— begin —

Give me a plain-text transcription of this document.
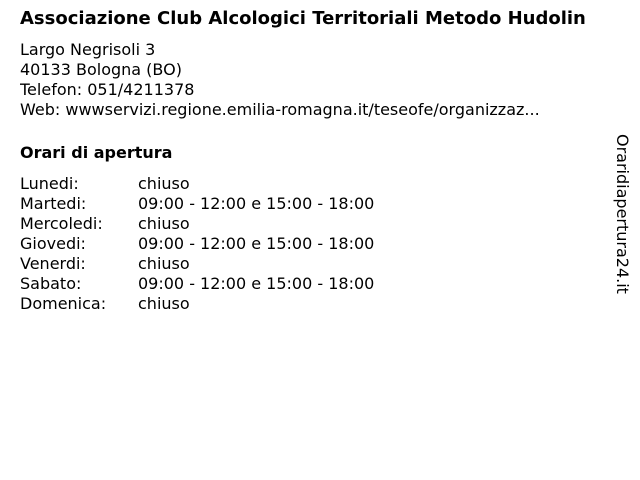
Associazione Club Alcologici Territoriali Metodo Hudolin
Largo Negrisoli 3
40133 Bologna (BO)
Telefon: 051/4211378
Web: wwwservizi.regione.emilia-romagna.it/teseofe/organizzaz...
Orari di apertura
Lunedi:	chiuso
Martedi:	09:00 - 12:00 e 15:00 - 18:00
Mercoledi:	chiuso
Giovedi:	09:00 - 12:00 e 15:00 - 18:00
Venerdi:	chiuso
Sabato:	09:00 - 12:00 e 15:00 - 18:00
Domenica:	chiuso
Oraridiapertura24.it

— end —

§ **THE TASK**
Will you restate every entry word for word and omit the images?

§ **FINISHED TASK**
Give me a plain-text transcription of this document.
Associazione Club Alcologici Territoriali Metodo Hudolin
Largo Negrisoli 3
40133 Bologna (BO)
Telefon: 051/4211378
Web: wwwservizi.regione.emilia-romagna.it/teseofe/organizzaz...
Orari di apertura
Lunedi:	chiuso
Martedi:	09:00 - 12:00 e 15:00 - 18:00
Mercoledi:	chiuso
Giovedi:	09:00 - 12:00 e 15:00 - 18:00
Venerdi:	chiuso
Sabato:	09:00 - 12:00 e 15:00 - 18:00
Domenica:	chiuso
Oraridiapertura24.it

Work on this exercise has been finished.